§ TASK INSTRUCTIONS
Return each line containing "this".
--- BEGIN TASK MATERIAL ---
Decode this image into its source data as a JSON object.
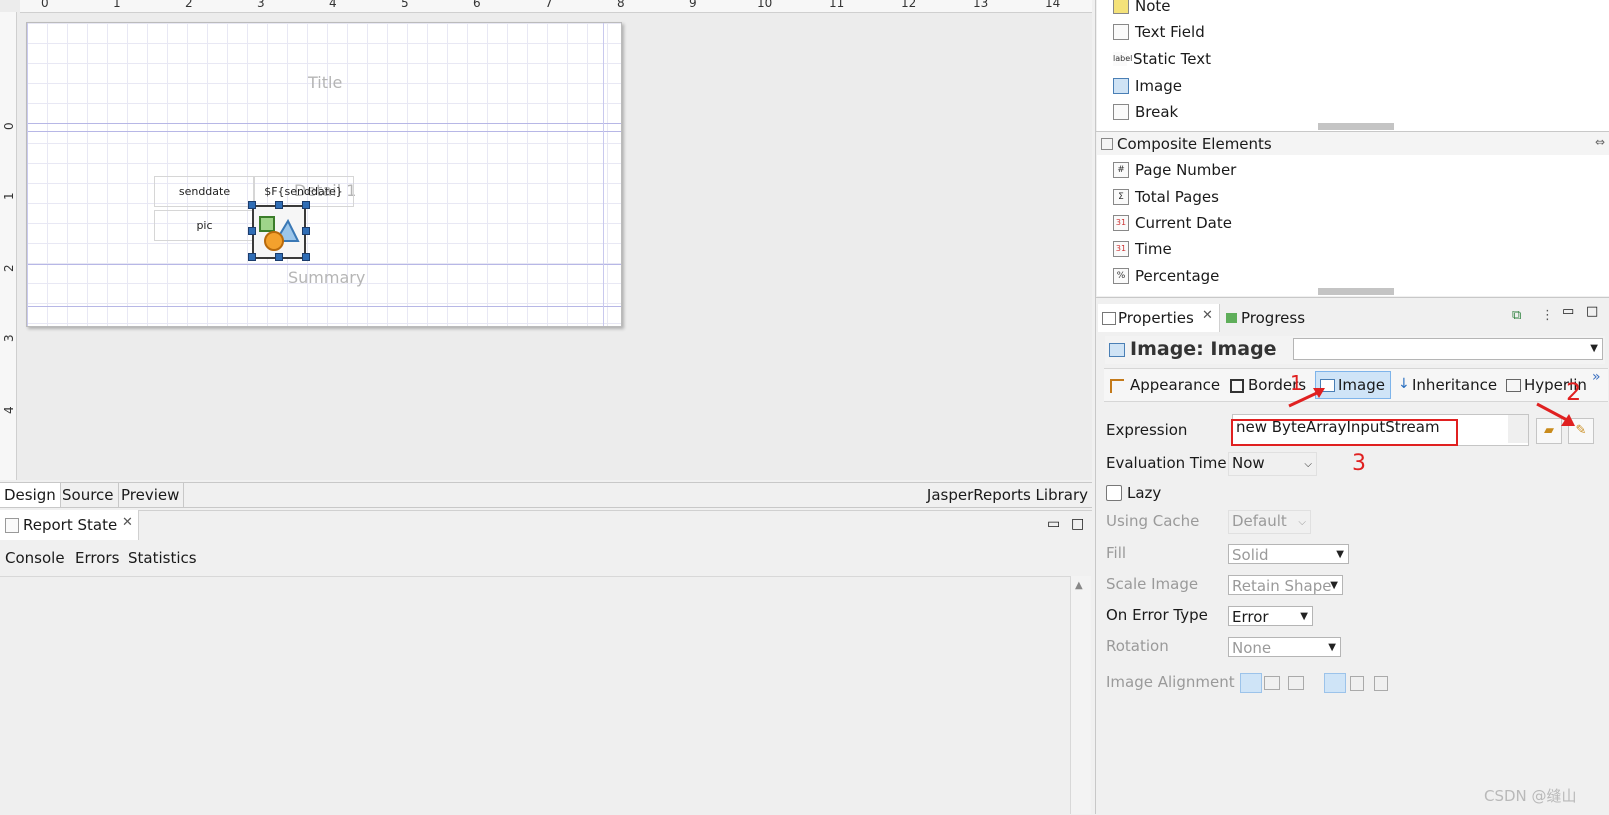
{
  "design": {
    "ruler_marks": [
      "0",
      "1",
      "2",
      "3",
      "4",
      "5",
      "6",
      "7",
      "8",
      "9",
      "10",
      "11",
      "12",
      "13",
      "14"
    ],
    "left_ruler_marks": [
      "0",
      "1",
      "2",
      "3",
      "4"
    ],
    "bands": {
      "title": "Title",
      "detail": "Detail 1",
      "summary": "Summary"
    },
    "fields": {
      "senddate_label": "senddate",
      "senddate_value": "$F{senddate}",
      "pic_label": "pic"
    }
  },
  "editor_tabs": [
    "Design",
    "Source",
    "Preview"
  ],
  "library_label": "JasperReports Library",
  "report_state": {
    "title": "Report State",
    "subtabs": [
      "Console",
      "Errors",
      "Statistics"
    ]
  },
  "palette": {
    "basic_items": [
      {
        "label": "Note",
        "icon": "note-icon"
      },
      {
        "label": "Text Field",
        "icon": "text-field-icon"
      },
      {
        "label": "Static Text",
        "icon": "static-text-icon"
      },
      {
        "label": "Image",
        "icon": "image-icon"
      },
      {
        "label": "Break",
        "icon": "break-icon"
      }
    ],
    "composite_header": "Composite Elements",
    "composite_items": [
      {
        "label": "Page Number",
        "icon": "page-number-icon",
        "glyph": "#"
      },
      {
        "label": "Total Pages",
        "icon": "total-pages-icon",
        "glyph": "Σ"
      },
      {
        "label": "Current Date",
        "icon": "current-date-icon",
        "glyph": "31"
      },
      {
        "label": "Time",
        "icon": "time-icon",
        "glyph": "31"
      },
      {
        "label": "Percentage",
        "icon": "percentage-icon",
        "glyph": "%"
      }
    ]
  },
  "properties": {
    "tab_title": "Properties",
    "progress_title": "Progress",
    "element_title": "Image: Image",
    "section_tabs": [
      "Appearance",
      "Borders",
      "Image",
      "Inheritance",
      "Hyperlin"
    ],
    "expression_label": "Expression",
    "expression_value": "new ByteArrayInputStream",
    "evaluation_time_label": "Evaluation Time",
    "evaluation_time_value": "Now",
    "lazy_label": "Lazy",
    "using_cache_label": "Using Cache",
    "using_cache_value": "Default",
    "fill_label": "Fill",
    "fill_value": "Solid",
    "scale_image_label": "Scale Image",
    "scale_image_value": "Retain Shape",
    "on_error_type_label": "On Error Type",
    "on_error_type_value": "Error",
    "rotation_label": "Rotation",
    "rotation_value": "None",
    "image_alignment_label": "Image Alignment"
  },
  "annotations": {
    "one": "1",
    "two": "2",
    "three": "3"
  },
  "watermark": "CSDN @缝山",
  "colors": {
    "annotation_red": "#e02020",
    "selection_blue": "#2f6db5"
  }
}
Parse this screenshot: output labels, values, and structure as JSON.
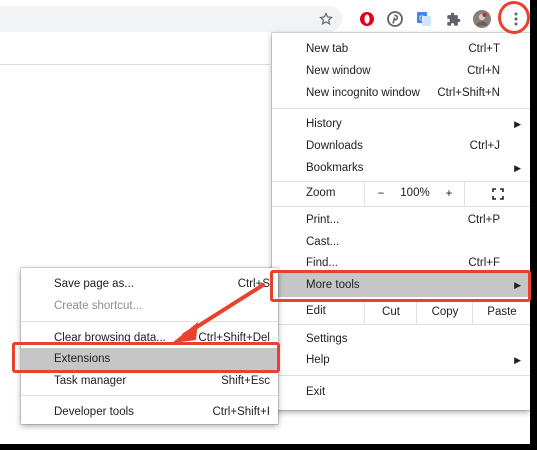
{
  "colors": {
    "annotation_red": "#e8412e",
    "highlight": "#c6c6c6",
    "opera_red": "#e0001b",
    "pinterest_red": "#c8232c",
    "translate_blue": "#4285f4"
  },
  "toolbar": {
    "icons": [
      "star-icon",
      "opera-icon",
      "pinterest-icon",
      "translate-icon",
      "extensions-puzzle-icon",
      "profile-avatar",
      "more-menu-icon"
    ]
  },
  "main_menu": {
    "new_tab": {
      "label": "New tab",
      "shortcut": "Ctrl+T"
    },
    "new_window": {
      "label": "New window",
      "shortcut": "Ctrl+N"
    },
    "new_incognito": {
      "label": "New incognito window",
      "shortcut": "Ctrl+Shift+N"
    },
    "history": {
      "label": "History"
    },
    "downloads": {
      "label": "Downloads",
      "shortcut": "Ctrl+J"
    },
    "bookmarks": {
      "label": "Bookmarks"
    },
    "zoom": {
      "label": "Zoom",
      "minus": "−",
      "value": "100%",
      "plus": "+"
    },
    "print": {
      "label": "Print...",
      "shortcut": "Ctrl+P"
    },
    "cast": {
      "label": "Cast..."
    },
    "find": {
      "label": "Find...",
      "shortcut": "Ctrl+F"
    },
    "more_tools": {
      "label": "More tools"
    },
    "edit": {
      "label": "Edit",
      "cut": "Cut",
      "copy": "Copy",
      "paste": "Paste"
    },
    "settings": {
      "label": "Settings"
    },
    "help": {
      "label": "Help"
    },
    "exit": {
      "label": "Exit"
    }
  },
  "sub_menu": {
    "save_page": {
      "label": "Save page as...",
      "shortcut": "Ctrl+S"
    },
    "create_shortcut": {
      "label": "Create shortcut..."
    },
    "clear_browsing": {
      "label": "Clear browsing data...",
      "shortcut": "Ctrl+Shift+Del"
    },
    "extensions": {
      "label": "Extensions"
    },
    "task_manager": {
      "label": "Task manager",
      "shortcut": "Shift+Esc"
    },
    "developer_tools": {
      "label": "Developer tools",
      "shortcut": "Ctrl+Shift+I"
    }
  }
}
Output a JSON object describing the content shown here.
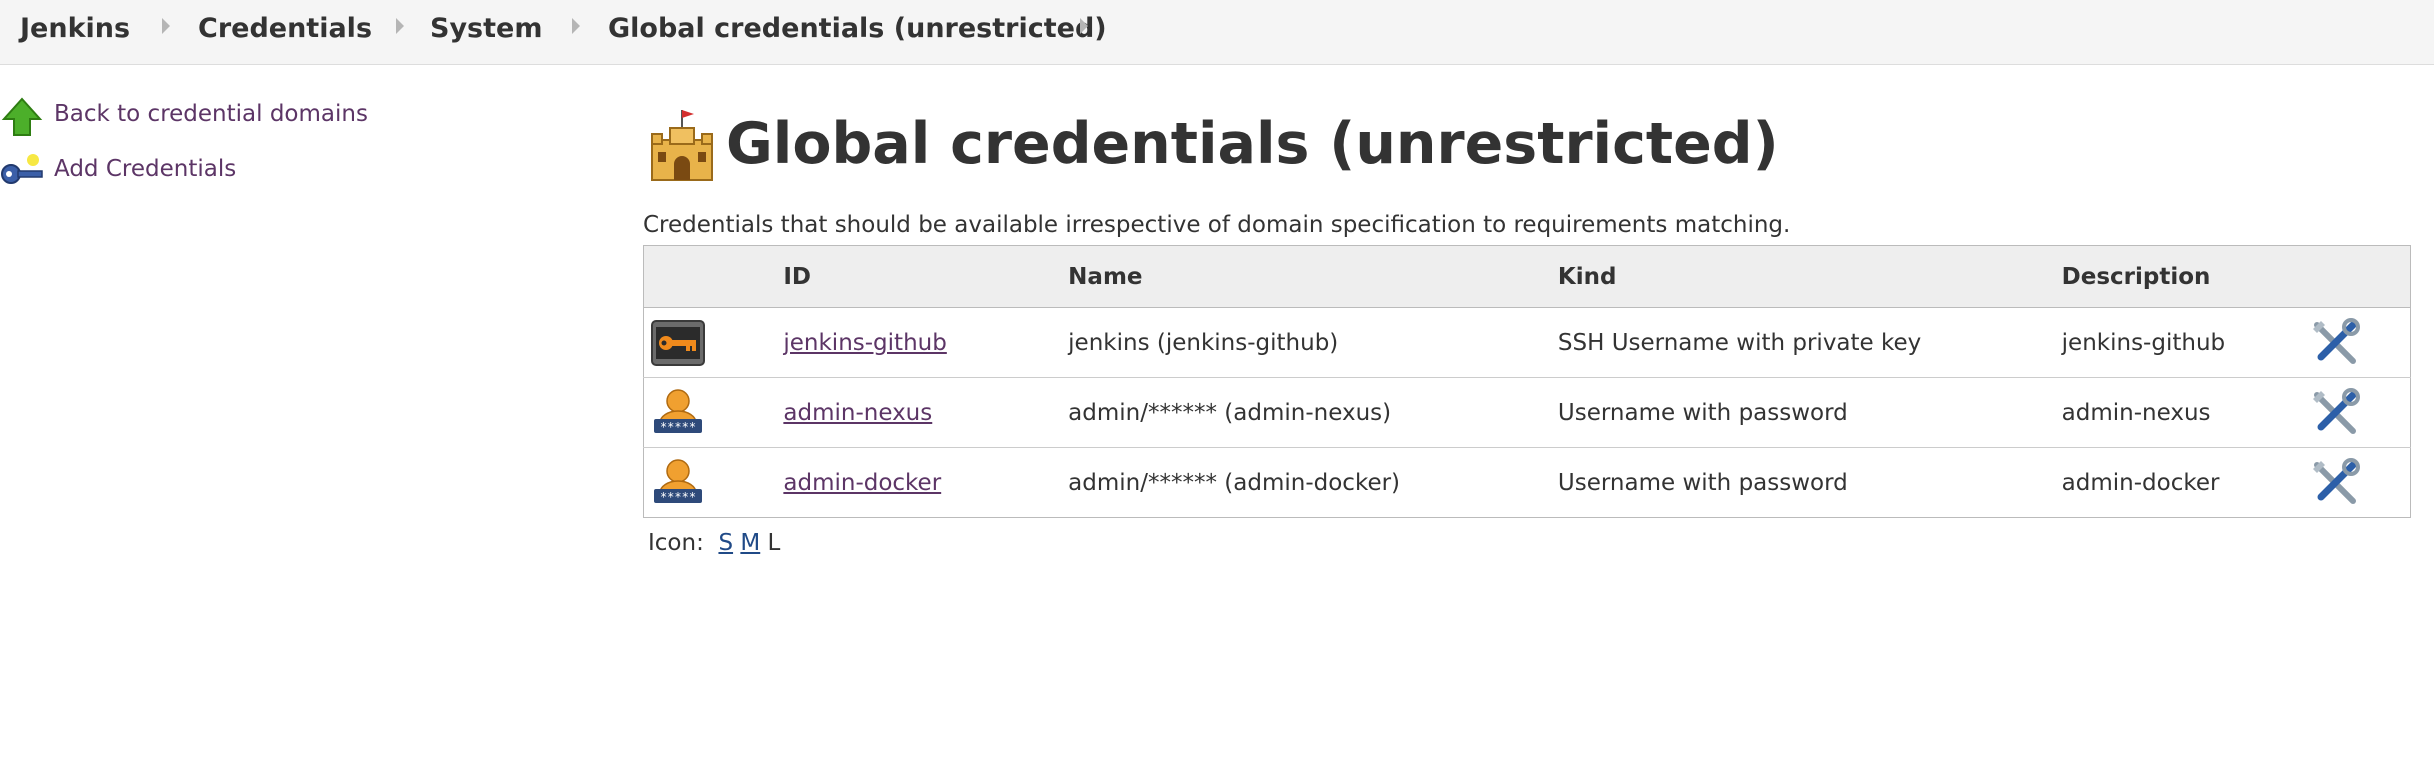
{
  "breadcrumb": {
    "items": [
      "Jenkins",
      "Credentials",
      "System",
      "Global credentials (unrestricted)"
    ]
  },
  "sidebar": {
    "items": [
      {
        "label": "Back to credential domains",
        "icon": "up-arrow-icon"
      },
      {
        "label": "Add Credentials",
        "icon": "key-icon"
      }
    ]
  },
  "main": {
    "title": "Global credentials (unrestricted)",
    "title_icon": "castle-icon",
    "description": "Credentials that should be available irrespective of domain specification to requirements matching.",
    "table": {
      "headers": [
        "ID",
        "Name",
        "Kind",
        "Description"
      ],
      "rows": [
        {
          "icon": "ssh-key-icon",
          "id": "jenkins-github",
          "name": "jenkins (jenkins-github)",
          "kind": "SSH Username with private key",
          "description": "jenkins-github"
        },
        {
          "icon": "user-password-icon",
          "id": "admin-nexus",
          "name": "admin/****** (admin-nexus)",
          "kind": "Username with password",
          "description": "admin-nexus"
        },
        {
          "icon": "user-password-icon",
          "id": "admin-docker",
          "name": "admin/****** (admin-docker)",
          "kind": "Username with password",
          "description": "admin-docker"
        }
      ],
      "action_icon": "configure-tools-icon"
    },
    "icon_size": {
      "label": "Icon:",
      "options": [
        "S",
        "M",
        "L"
      ],
      "selected": "L"
    }
  },
  "colors": {
    "link": "#5c3566",
    "header_bg": "#eeeeee",
    "breadcrumb_bg": "#f5f5f5"
  }
}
--- END TASK MATERIAL ---
§ RESPONSE BELOW
Decode this image into its source data as a JSON object.
Parse this screenshot: output labels, values, and structure as JSON.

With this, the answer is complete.